__Required work__. Gather each line in the entries that includes the string "will".

__Supplied entries__.
+--

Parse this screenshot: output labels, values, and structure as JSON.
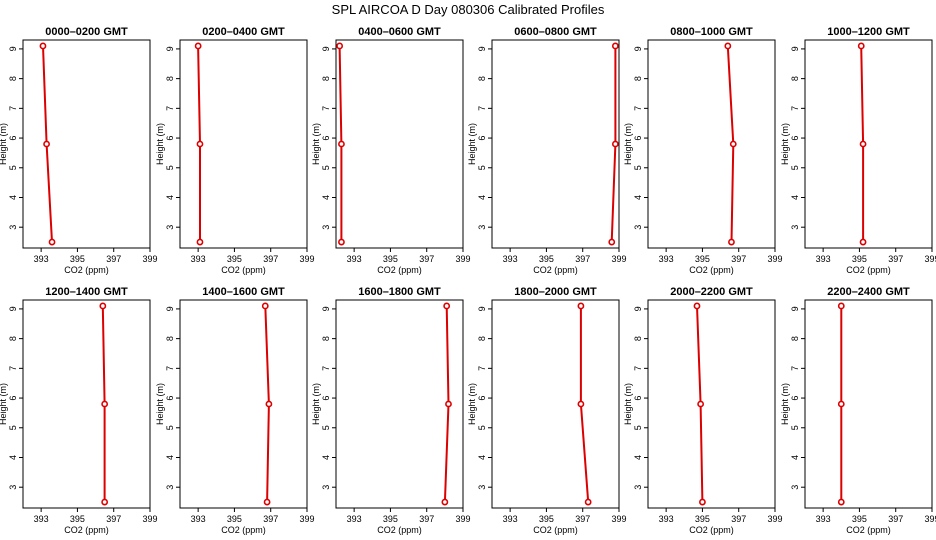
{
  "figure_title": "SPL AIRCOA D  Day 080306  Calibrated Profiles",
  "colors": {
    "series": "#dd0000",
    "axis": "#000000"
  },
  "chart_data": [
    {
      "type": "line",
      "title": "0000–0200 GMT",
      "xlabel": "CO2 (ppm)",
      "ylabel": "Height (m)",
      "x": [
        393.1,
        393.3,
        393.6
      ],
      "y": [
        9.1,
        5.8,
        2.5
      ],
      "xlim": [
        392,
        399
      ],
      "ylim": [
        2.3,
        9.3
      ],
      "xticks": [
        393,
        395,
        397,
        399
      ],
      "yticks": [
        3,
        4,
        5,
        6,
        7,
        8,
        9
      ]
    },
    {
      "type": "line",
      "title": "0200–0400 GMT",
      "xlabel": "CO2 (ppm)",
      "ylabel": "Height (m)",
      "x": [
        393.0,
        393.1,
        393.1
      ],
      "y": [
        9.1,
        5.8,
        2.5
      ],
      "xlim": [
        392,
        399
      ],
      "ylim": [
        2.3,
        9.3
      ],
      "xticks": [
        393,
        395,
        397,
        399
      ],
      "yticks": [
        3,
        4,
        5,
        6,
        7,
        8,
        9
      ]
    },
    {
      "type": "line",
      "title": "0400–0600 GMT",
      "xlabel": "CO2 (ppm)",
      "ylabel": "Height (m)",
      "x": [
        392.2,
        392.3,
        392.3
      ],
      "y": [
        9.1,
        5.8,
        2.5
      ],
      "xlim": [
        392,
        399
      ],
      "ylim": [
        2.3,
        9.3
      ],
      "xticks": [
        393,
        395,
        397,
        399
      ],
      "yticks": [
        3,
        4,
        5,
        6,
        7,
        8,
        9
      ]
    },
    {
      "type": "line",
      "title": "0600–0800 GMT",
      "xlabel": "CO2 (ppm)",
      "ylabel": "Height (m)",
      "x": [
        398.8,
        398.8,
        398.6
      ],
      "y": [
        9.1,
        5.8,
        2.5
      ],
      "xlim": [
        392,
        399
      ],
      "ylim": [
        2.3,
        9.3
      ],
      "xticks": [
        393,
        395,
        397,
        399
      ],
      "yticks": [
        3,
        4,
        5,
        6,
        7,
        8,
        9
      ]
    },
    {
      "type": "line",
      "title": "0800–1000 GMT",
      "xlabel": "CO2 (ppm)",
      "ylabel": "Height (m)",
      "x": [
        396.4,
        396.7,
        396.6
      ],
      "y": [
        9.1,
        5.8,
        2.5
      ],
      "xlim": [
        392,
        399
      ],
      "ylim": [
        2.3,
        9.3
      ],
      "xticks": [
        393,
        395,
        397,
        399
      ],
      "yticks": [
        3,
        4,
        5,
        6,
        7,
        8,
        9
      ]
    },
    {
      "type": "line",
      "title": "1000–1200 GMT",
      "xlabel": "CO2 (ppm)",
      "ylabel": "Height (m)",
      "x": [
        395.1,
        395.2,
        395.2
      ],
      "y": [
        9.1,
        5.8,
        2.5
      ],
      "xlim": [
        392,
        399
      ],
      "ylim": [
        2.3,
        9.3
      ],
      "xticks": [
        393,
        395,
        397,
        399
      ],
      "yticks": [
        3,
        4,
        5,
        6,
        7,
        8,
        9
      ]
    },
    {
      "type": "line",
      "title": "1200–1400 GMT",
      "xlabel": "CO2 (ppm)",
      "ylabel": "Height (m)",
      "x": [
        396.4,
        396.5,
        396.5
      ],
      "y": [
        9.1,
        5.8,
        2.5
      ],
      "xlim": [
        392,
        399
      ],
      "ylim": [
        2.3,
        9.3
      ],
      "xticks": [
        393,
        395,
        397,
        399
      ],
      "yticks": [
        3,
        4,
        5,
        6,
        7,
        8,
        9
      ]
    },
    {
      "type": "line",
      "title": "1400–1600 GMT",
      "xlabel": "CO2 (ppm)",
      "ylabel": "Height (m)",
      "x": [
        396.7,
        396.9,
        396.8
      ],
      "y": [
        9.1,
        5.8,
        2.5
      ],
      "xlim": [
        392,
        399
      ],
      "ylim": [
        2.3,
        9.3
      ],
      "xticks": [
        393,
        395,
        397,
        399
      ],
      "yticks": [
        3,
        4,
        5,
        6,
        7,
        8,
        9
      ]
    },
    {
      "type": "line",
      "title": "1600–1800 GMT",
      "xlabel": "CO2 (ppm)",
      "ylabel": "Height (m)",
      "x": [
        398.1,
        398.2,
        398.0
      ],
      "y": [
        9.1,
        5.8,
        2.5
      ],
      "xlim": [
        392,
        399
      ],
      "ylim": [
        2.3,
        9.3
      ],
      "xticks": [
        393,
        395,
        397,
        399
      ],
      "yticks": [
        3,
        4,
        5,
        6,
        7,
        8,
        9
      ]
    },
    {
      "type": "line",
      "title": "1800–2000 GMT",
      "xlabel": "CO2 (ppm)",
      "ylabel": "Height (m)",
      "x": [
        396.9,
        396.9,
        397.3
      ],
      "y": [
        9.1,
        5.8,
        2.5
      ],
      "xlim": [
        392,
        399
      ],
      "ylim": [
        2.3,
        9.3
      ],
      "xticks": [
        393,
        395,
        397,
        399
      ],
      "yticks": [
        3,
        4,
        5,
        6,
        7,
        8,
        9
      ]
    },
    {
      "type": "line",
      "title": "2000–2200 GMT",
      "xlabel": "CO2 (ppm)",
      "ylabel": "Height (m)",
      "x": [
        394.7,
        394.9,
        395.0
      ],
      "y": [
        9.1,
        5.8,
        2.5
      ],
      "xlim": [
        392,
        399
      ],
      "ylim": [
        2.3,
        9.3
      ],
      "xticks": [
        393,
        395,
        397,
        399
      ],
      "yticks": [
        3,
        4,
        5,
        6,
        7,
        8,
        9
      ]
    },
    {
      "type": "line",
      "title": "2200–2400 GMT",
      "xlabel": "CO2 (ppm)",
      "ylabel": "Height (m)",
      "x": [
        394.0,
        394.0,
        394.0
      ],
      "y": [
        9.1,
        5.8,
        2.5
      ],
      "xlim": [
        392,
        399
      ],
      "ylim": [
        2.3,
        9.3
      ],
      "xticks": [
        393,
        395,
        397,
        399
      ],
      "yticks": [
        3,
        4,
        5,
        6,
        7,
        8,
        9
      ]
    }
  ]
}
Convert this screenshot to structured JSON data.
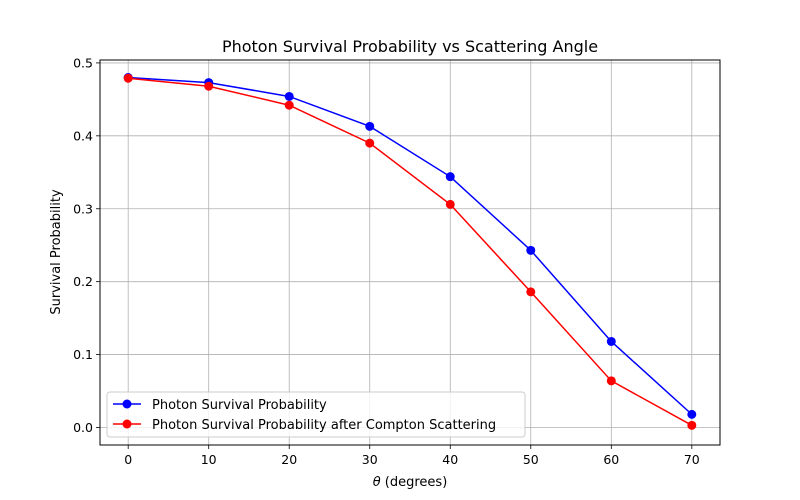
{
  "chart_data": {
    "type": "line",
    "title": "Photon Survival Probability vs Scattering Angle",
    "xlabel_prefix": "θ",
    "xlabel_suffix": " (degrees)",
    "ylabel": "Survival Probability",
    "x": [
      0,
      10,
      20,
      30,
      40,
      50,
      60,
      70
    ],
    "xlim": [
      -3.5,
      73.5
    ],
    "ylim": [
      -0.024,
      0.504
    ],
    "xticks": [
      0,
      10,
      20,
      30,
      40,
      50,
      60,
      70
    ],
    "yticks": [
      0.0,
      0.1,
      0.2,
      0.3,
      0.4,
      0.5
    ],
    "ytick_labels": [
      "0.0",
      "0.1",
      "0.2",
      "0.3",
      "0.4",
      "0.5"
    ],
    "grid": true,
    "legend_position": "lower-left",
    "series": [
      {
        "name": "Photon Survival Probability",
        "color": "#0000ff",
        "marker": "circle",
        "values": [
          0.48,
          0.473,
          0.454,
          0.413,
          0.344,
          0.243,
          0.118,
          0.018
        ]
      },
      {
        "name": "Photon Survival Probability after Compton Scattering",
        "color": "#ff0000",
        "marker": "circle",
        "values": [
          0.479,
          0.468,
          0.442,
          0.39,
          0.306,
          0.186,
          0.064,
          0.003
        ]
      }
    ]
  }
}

+--

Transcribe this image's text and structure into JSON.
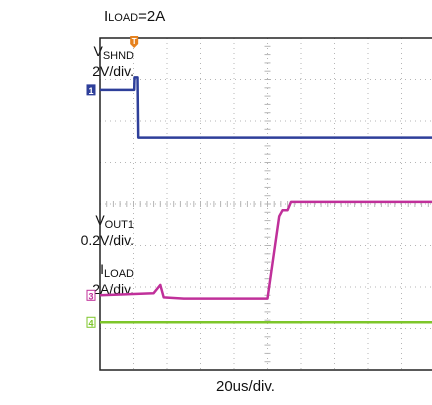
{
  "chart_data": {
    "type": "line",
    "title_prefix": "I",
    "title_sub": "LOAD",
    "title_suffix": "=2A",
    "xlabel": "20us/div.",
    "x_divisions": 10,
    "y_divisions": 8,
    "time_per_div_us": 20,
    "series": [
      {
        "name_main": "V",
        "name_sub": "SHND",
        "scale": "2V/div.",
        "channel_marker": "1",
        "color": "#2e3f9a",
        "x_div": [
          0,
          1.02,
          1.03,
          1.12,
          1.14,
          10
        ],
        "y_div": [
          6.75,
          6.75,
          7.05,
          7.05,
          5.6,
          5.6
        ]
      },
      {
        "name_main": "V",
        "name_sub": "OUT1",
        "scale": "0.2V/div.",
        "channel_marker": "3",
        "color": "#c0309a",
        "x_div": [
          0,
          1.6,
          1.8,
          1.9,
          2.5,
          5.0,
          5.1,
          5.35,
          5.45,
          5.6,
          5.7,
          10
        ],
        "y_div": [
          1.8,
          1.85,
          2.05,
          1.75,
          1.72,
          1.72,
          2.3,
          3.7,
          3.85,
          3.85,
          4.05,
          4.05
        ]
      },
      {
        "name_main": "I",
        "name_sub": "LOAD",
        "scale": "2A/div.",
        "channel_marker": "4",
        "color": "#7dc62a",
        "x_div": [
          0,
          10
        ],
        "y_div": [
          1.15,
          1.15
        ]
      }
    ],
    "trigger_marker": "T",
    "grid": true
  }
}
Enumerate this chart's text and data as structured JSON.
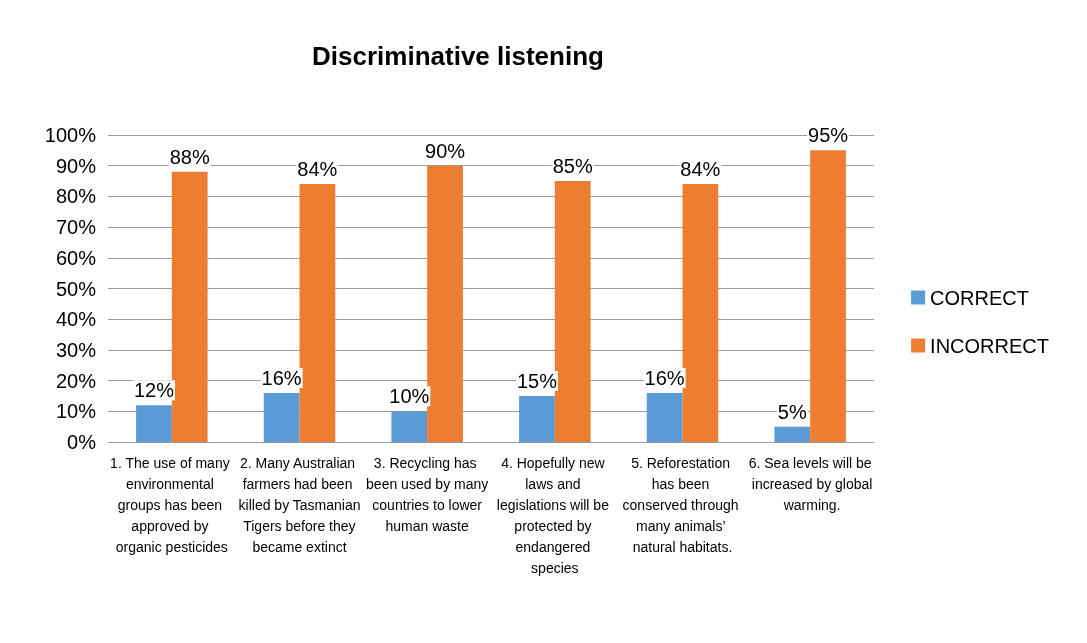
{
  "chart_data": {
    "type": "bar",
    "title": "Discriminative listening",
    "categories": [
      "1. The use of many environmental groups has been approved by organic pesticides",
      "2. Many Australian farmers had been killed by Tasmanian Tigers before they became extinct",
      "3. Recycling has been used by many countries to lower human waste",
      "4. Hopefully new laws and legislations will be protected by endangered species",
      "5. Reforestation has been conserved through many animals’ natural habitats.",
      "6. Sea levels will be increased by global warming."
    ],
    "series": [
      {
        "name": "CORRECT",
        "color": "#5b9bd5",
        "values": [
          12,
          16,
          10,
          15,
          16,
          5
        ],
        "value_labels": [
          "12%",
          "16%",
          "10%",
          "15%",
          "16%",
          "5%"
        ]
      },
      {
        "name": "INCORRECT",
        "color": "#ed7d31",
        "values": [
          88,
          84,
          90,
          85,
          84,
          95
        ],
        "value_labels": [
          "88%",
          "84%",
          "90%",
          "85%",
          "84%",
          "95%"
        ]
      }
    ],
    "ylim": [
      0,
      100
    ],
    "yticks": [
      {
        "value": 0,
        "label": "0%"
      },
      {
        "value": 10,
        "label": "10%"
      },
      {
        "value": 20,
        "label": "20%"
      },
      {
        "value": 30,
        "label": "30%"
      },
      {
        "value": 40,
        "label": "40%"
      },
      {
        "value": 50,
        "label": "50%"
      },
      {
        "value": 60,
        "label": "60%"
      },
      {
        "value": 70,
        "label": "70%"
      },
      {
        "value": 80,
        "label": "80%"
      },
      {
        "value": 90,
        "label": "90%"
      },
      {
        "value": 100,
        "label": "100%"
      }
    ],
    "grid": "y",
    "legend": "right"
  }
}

+--

__Result of the task__.
      "4. Hopefully new laws and legislations will be protected by endangered species",
      "6. Sea levels will be increased by global warming."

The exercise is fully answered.